Without the pictures, can you quote each line below exactly?

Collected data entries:
━━━

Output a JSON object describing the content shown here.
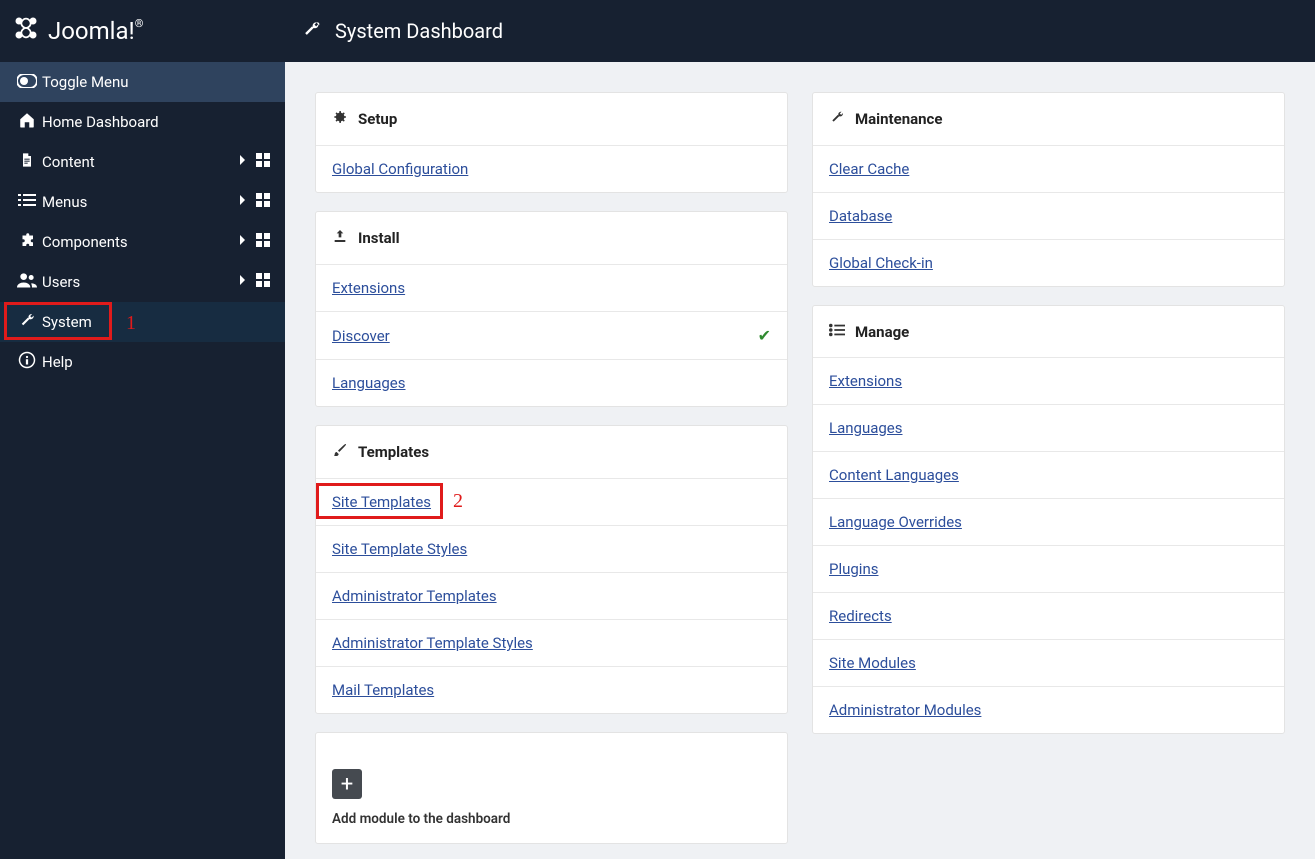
{
  "brand": "Joomla!",
  "page_title": "System Dashboard",
  "sidebar": {
    "toggle": "Toggle Menu",
    "items": [
      {
        "icon": "home",
        "label": "Home Dashboard",
        "chev": false,
        "grid": false
      },
      {
        "icon": "file",
        "label": "Content",
        "chev": true,
        "grid": true
      },
      {
        "icon": "list",
        "label": "Menus",
        "chev": true,
        "grid": true
      },
      {
        "icon": "puzzle",
        "label": "Components",
        "chev": true,
        "grid": true
      },
      {
        "icon": "users",
        "label": "Users",
        "chev": true,
        "grid": true
      },
      {
        "icon": "wrench",
        "label": "System",
        "chev": false,
        "grid": false,
        "active": true
      },
      {
        "icon": "info",
        "label": "Help",
        "chev": false,
        "grid": false
      }
    ]
  },
  "left_cards": [
    {
      "icon": "gear",
      "title": "Setup",
      "links": [
        {
          "label": "Global Configuration"
        }
      ]
    },
    {
      "icon": "upload",
      "title": "Install",
      "links": [
        {
          "label": "Extensions"
        },
        {
          "label": "Discover",
          "check": true
        },
        {
          "label": "Languages"
        }
      ]
    },
    {
      "icon": "brush",
      "title": "Templates",
      "links": [
        {
          "label": "Site Templates"
        },
        {
          "label": "Site Template Styles"
        },
        {
          "label": "Administrator Templates"
        },
        {
          "label": "Administrator Template Styles"
        },
        {
          "label": "Mail Templates"
        }
      ]
    }
  ],
  "right_cards": [
    {
      "icon": "wrench",
      "title": "Maintenance",
      "links": [
        {
          "label": "Clear Cache"
        },
        {
          "label": "Database"
        },
        {
          "label": "Global Check-in"
        }
      ]
    },
    {
      "icon": "listul",
      "title": "Manage",
      "links": [
        {
          "label": "Extensions"
        },
        {
          "label": "Languages"
        },
        {
          "label": "Content Languages"
        },
        {
          "label": "Language Overrides"
        },
        {
          "label": "Plugins"
        },
        {
          "label": "Redirects"
        },
        {
          "label": "Site Modules"
        },
        {
          "label": "Administrator Modules"
        }
      ]
    }
  ],
  "add_module": "Add module to the dashboard",
  "annotations": {
    "one": "1",
    "two": "2"
  }
}
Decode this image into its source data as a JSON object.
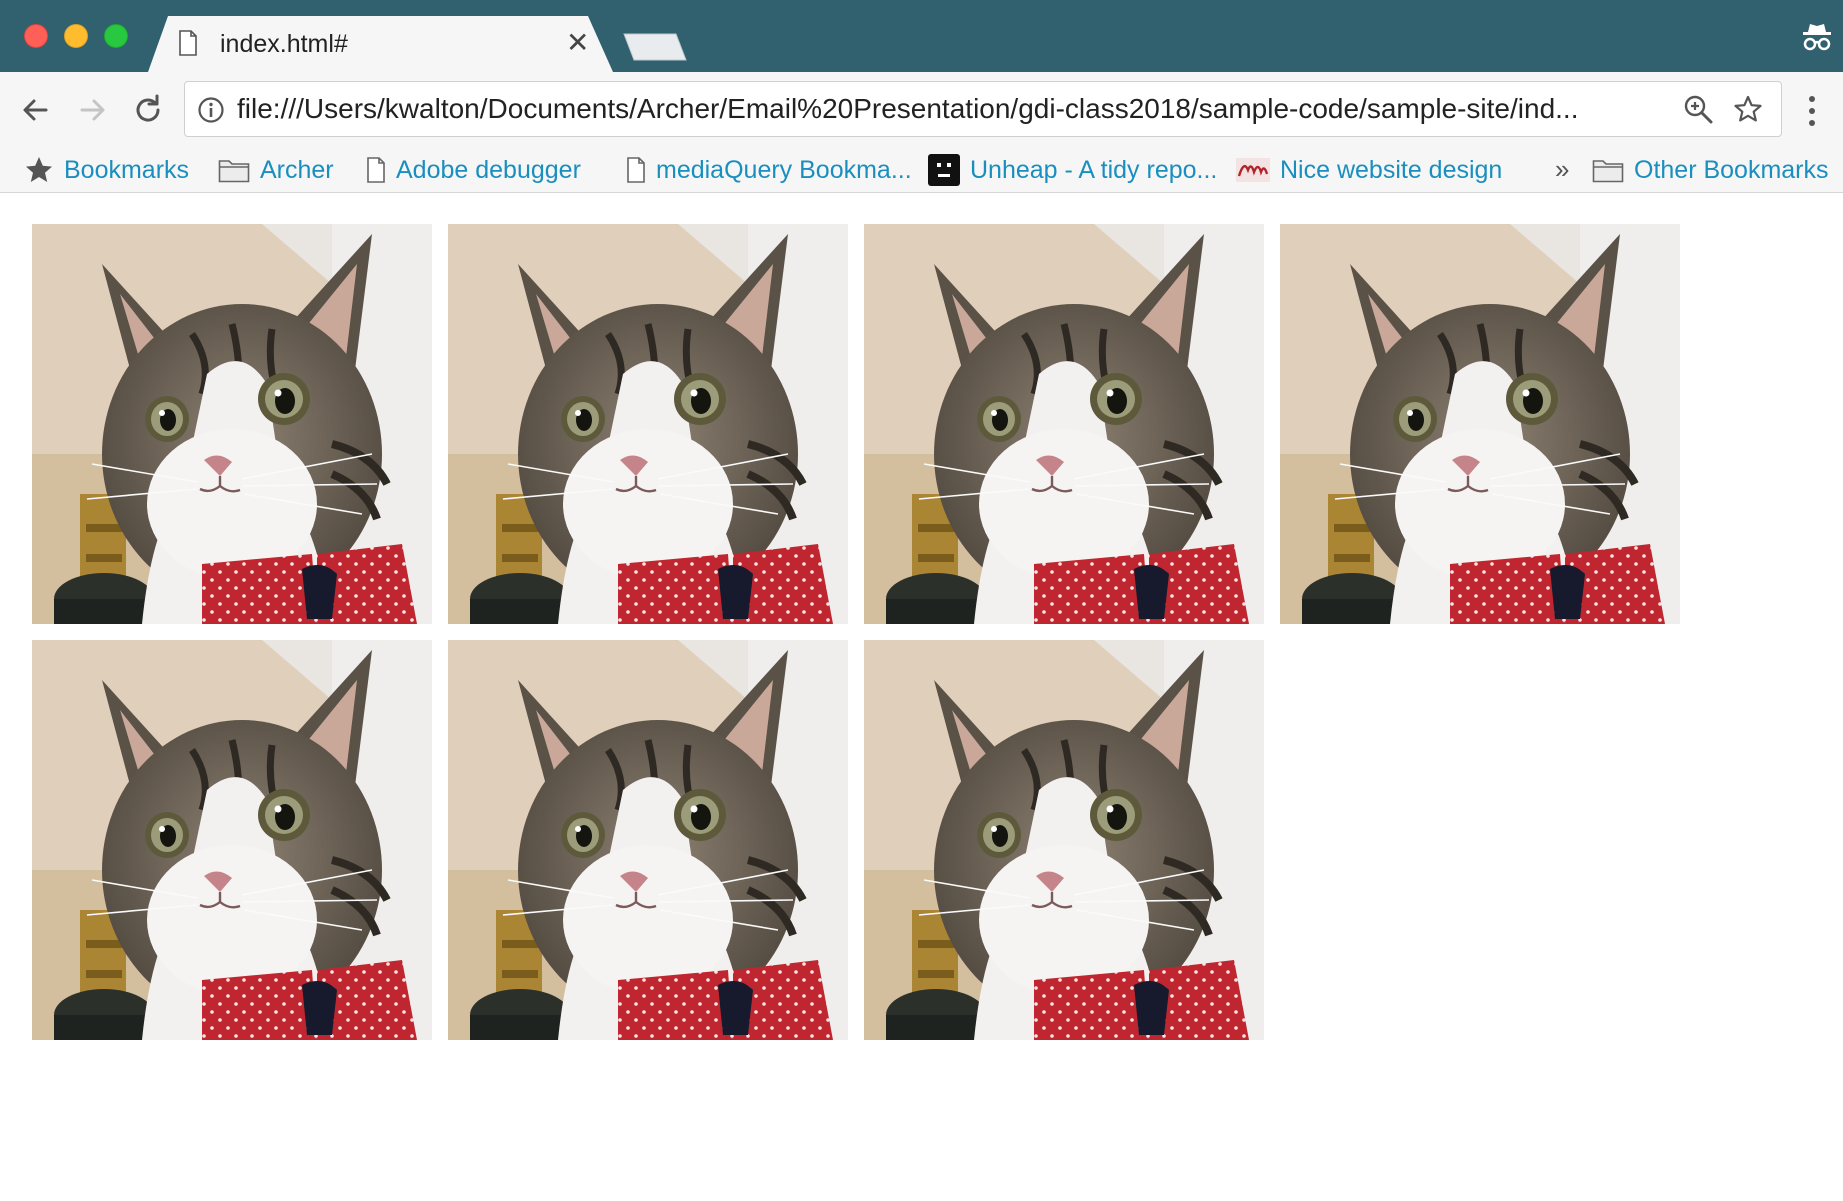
{
  "window": {
    "tab_title": "index.html#"
  },
  "toolbar": {
    "url": "file:///Users/kwalton/Documents/Archer/Email%20Presentation/gdi-class2018/sample-code/sample-site/ind..."
  },
  "bookmarks": {
    "items": [
      {
        "label": "Bookmarks",
        "icon": "star-icon"
      },
      {
        "label": "Archer",
        "icon": "folder-icon"
      },
      {
        "label": "Adobe debugger",
        "icon": "page-icon"
      },
      {
        "label": "mediaQuery Bookma...",
        "icon": "page-icon"
      },
      {
        "label": "Unheap - A tidy repo...",
        "icon": "unheap-favicon"
      },
      {
        "label": "Nice website design",
        "icon": "rons-favicon"
      }
    ],
    "other_label": "Other Bookmarks"
  },
  "gallery": {
    "images": [
      {
        "alt": "cat photo"
      },
      {
        "alt": "cat photo"
      },
      {
        "alt": "cat photo"
      },
      {
        "alt": "cat photo"
      },
      {
        "alt": "cat photo"
      },
      {
        "alt": "cat photo"
      },
      {
        "alt": "cat photo"
      }
    ]
  },
  "colors": {
    "titlebar": "#31606f",
    "link": "#1a8fbf",
    "bowtie": "#c0262f"
  }
}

━━━

- _WRITTEN RESPONSE_
Output a JSON object describing the content shown here.
{
  "brand": "Joomla!",
  "page_title": "System Dashboard",
  "sidebar": {
    "toggle": "Toggle Menu",
    "items": [
      {
        "icon": "home",
        "label": "Home Dashboard",
        "chev": false,
        "grid": false
      },
      {
        "icon": "file",
        "label": "Content",
        "chev": true,
        "grid": true
      },
      {
        "icon": "list",
        "label": "Menus",
        "chev": true,
        "grid": true
      },
      {
        "icon": "puzzle",
        "label": "Components",
        "chev": true,
        "grid": true
      },
      {
        "icon": "users",
        "label": "Users",
        "chev": true,
        "grid": true
      },
      {
        "icon": "wrench",
        "label": "System",
        "chev": false,
        "grid": false,
        "active": true
      },
      {
        "icon": "info",
        "label": "Help",
        "chev": false,
        "grid": false
      }
    ]
  },
  "left_cards": [
    {
      "icon": "gear",
      "title": "Setup",
      "links": [
        {
          "label": "Global Configuration"
        }
      ]
    },
    {
      "icon": "upload",
      "title": "Install",
      "links": [
        {
          "label": "Extensions"
        },
        {
          "label": "Discover",
          "check": true
        },
        {
          "label": "Languages"
        }
      ]
    },
    {
      "icon": "brush",
      "title": "Templates",
      "links": [
        {
          "label": "Site Templates"
        },
        {
          "label": "Site Template Styles"
        },
        {
          "label": "Administrator Templates"
        },
        {
          "label": "Administrator Template Styles"
        },
        {
          "label": "Mail Templates"
        }
      ]
    }
  ],
  "right_cards": [
    {
      "icon": "wrench",
      "title": "Maintenance",
      "links": [
        {
          "label": "Clear Cache"
        },
        {
          "label": "Database"
        },
        {
          "label": "Global Check-in"
        }
      ]
    },
    {
      "icon": "listul",
      "title": "Manage",
      "links": [
        {
          "label": "Extensions"
        },
        {
          "label": "Languages"
        },
        {
          "label": "Content Languages"
        },
        {
          "label": "Language Overrides"
        },
        {
          "label": "Plugins"
        },
        {
          "label": "Redirects"
        },
        {
          "label": "Site Modules"
        },
        {
          "label": "Administrator Modules"
        }
      ]
    }
  ],
  "add_module": "Add module to the dashboard",
  "annotations": {
    "one": "1",
    "two": "2"
  }
}
Decode this image into its source data as a JSON object.
{
  "window": {
    "tab_title": "index.html#"
  },
  "toolbar": {
    "url": "file:///Users/kwalton/Documents/Archer/Email%20Presentation/gdi-class2018/sample-code/sample-site/ind..."
  },
  "bookmarks": {
    "items": [
      {
        "label": "Bookmarks",
        "icon": "star-icon"
      },
      {
        "label": "Archer",
        "icon": "folder-icon"
      },
      {
        "label": "Adobe debugger",
        "icon": "page-icon"
      },
      {
        "label": "mediaQuery Bookma...",
        "icon": "page-icon"
      },
      {
        "label": "Unheap - A tidy repo...",
        "icon": "unheap-favicon"
      },
      {
        "label": "Nice website design",
        "icon": "rons-favicon"
      }
    ],
    "other_label": "Other Bookmarks"
  },
  "gallery": {
    "images": [
      {
        "alt": "cat photo"
      },
      {
        "alt": "cat photo"
      },
      {
        "alt": "cat photo"
      },
      {
        "alt": "cat photo"
      },
      {
        "alt": "cat photo"
      },
      {
        "alt": "cat photo"
      },
      {
        "alt": "cat photo"
      }
    ]
  },
  "colors": {
    "titlebar": "#31606f",
    "link": "#1a8fbf",
    "bowtie": "#c0262f"
  }
}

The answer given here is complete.